:: RECORDS SUPPLIED ::
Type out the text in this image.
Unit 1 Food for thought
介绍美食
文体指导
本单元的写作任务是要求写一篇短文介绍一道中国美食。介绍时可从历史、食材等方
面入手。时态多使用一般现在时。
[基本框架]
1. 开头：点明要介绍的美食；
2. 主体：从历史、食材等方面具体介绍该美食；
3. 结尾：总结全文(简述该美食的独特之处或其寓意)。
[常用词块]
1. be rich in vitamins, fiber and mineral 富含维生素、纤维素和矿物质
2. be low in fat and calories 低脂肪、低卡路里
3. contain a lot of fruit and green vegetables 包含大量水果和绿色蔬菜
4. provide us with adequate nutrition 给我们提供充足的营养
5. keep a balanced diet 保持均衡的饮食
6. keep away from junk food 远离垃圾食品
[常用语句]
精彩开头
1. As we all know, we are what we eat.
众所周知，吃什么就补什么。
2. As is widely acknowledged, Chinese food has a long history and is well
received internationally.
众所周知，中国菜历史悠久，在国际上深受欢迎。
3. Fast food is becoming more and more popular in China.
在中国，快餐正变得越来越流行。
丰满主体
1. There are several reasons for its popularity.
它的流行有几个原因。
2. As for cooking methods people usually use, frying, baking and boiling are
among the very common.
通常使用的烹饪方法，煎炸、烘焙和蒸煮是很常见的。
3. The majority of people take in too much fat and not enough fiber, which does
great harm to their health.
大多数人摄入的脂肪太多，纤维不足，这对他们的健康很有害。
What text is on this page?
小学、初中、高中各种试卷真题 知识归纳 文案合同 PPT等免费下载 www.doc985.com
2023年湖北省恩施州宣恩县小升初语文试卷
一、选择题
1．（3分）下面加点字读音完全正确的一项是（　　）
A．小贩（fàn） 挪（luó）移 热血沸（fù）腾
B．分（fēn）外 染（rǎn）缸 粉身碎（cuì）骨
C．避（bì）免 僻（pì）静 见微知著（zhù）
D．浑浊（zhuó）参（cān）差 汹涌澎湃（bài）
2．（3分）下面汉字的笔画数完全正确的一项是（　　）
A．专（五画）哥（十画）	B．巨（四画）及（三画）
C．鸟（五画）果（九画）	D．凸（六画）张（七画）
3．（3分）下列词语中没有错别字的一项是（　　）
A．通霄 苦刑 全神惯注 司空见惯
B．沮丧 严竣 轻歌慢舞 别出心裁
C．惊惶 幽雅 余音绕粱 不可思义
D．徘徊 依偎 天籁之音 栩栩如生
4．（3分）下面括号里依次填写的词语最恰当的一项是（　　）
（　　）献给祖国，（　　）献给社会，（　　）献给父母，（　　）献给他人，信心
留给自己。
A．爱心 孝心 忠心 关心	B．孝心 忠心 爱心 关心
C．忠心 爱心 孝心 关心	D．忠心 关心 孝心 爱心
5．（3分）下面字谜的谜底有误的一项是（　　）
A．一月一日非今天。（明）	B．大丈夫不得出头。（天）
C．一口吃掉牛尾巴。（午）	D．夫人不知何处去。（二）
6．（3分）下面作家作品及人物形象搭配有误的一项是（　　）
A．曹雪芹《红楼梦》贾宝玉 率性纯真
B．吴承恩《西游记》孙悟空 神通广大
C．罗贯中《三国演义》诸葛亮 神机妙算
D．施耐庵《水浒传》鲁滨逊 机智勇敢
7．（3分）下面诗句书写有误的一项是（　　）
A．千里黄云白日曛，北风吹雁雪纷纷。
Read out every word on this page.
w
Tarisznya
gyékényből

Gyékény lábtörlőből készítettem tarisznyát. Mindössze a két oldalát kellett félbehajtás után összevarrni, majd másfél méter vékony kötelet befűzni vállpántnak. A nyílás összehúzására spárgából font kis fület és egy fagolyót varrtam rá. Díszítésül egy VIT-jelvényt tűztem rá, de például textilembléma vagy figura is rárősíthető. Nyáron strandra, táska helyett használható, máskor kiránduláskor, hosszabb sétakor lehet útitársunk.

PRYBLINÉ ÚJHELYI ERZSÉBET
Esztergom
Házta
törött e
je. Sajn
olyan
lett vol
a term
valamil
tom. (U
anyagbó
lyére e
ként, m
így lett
:::
**TO DO:** From the first line to the last, please quote the material above exactly.

**TASK SOLUTION:**
Type out the text in this image.
Unit 1 Food for thought
介绍美食
文体指导
本单元的写作任务是要求写一篇短文介绍一道中国美食。介绍时可从历史、食材等方
面入手。时态多使用一般现在时。
[基本框架]
1. 开头：点明要介绍的美食；
2. 主体：从历史、食材等方面具体介绍该美食；
3. 结尾：总结全文(简述该美食的独特之处或其寓意)。
[常用词块]
1. be rich in vitamins, fiber and mineral 富含维生素、纤维素和矿物质
2. be low in fat and calories 低脂肪、低卡路里
3. contain a lot of fruit and green vegetables 包含大量水果和绿色蔬菜
4. provide us with adequate nutrition 给我们提供充足的营养
5. keep a balanced diet 保持均衡的饮食
6. keep away from junk food 远离垃圾食品
[常用语句]
精彩开头
1. As we all know, we are what we eat.
众所周知，吃什么就补什么。
2. As is widely acknowledged, Chinese food has a long history and is well
received internationally.
众所周知，中国菜历史悠久，在国际上深受欢迎。
3. Fast food is becoming more and more popular in China.
在中国，快餐正变得越来越流行。
丰满主体
1. There are several reasons for its popularity.
它的流行有几个原因。
2. As for cooking methods people usually use, frying, baking and boiling are
among the very common.
通常使用的烹饪方法，煎炸、烘焙和蒸煮是很常见的。
3. The majority of people take in too much fat and not enough fiber, which does
great harm to their health.
大多数人摄入的脂肪太多，纤维不足，这对他们的健康很有害。
What text is on this page?
小学、初中、高中各种试卷真题 知识归纳 文案合同 PPT等免费下载 www.doc985.com
2023年湖北省恩施州宣恩县小升初语文试卷
一、选择题
1．（3分）下面加点字读音完全正确的一项是（　　）
A．小贩（fàn） 挪（luó）移 热血沸（fù）腾
B．分（fēn）外 染（rǎn）缸 粉身碎（cuì）骨
C．避（bì）免 僻（pì）静 见微知著（zhù）
D．浑浊（zhuó）参（cān）差 汹涌澎湃（bài）
2．（3分）下面汉字的笔画数完全正确的一项是（　　）
A．专（五画）哥（十画）	B．巨（四画）及（三画）
C．鸟（五画）果（九画）	D．凸（六画）张（七画）
3．（3分）下列词语中没有错别字的一项是（　　）
A．通霄 苦刑 全神惯注 司空见惯
B．沮丧 严竣 轻歌慢舞 别出心裁
C．惊惶 幽雅 余音绕粱 不可思义
D．徘徊 依偎 天籁之音 栩栩如生
4．（3分）下面括号里依次填写的词语最恰当的一项是（　　）
（　　）献给祖国，（　　）献给社会，（　　）献给父母，（　　）献给他人，信心
留给自己。
A．爱心 孝心 忠心 关心	B．孝心 忠心 爱心 关心
C．忠心 爱心 孝心 关心	D．忠心 关心 孝心 爱心
5．（3分）下面字谜的谜底有误的一项是（　　）
A．一月一日非今天。（明）	B．大丈夫不得出头。（天）
C．一口吃掉牛尾巴。（午）	D．夫人不知何处去。（二）
6．（3分）下面作家作品及人物形象搭配有误的一项是（　　）
A．曹雪芹《红楼梦》贾宝玉 率性纯真
B．吴承恩《西游记》孙悟空 神通广大
C．罗贯中《三国演义》诸葛亮 神机妙算
D．施耐庵《水浒传》鲁滨逊 机智勇敢
7．（3分）下面诗句书写有误的一项是（　　）
A．千里黄云白日曛，北风吹雁雪纷纷。
Read out every word on this page.
w
Tarisznya
gyékényből

Gyékény lábtörlőből készítettem tarisznyát. Mindössze a két oldalát kellett félbehajtás után összevarrni, majd másfél méter vékony kötelet befűzni vállpántnak. A nyílás összehúzására spárgából font kis fület és egy fagolyót varrtam rá. Díszítésül egy VIT-jelvényt tűztem rá, de például textilembléma vagy figura is rárősíthető. Nyáron strandra, táska helyett használható, máskor kiránduláskor, hosszabb sétakor lehet útitársunk.

PRYBLINÉ ÚJHELYI ERZSÉBET
Esztergom
Házta
törött e
je. Sajn
olyan
lett vol
a term
valamil
tom. (U
anyagbó
lyére e
ként, m
így lett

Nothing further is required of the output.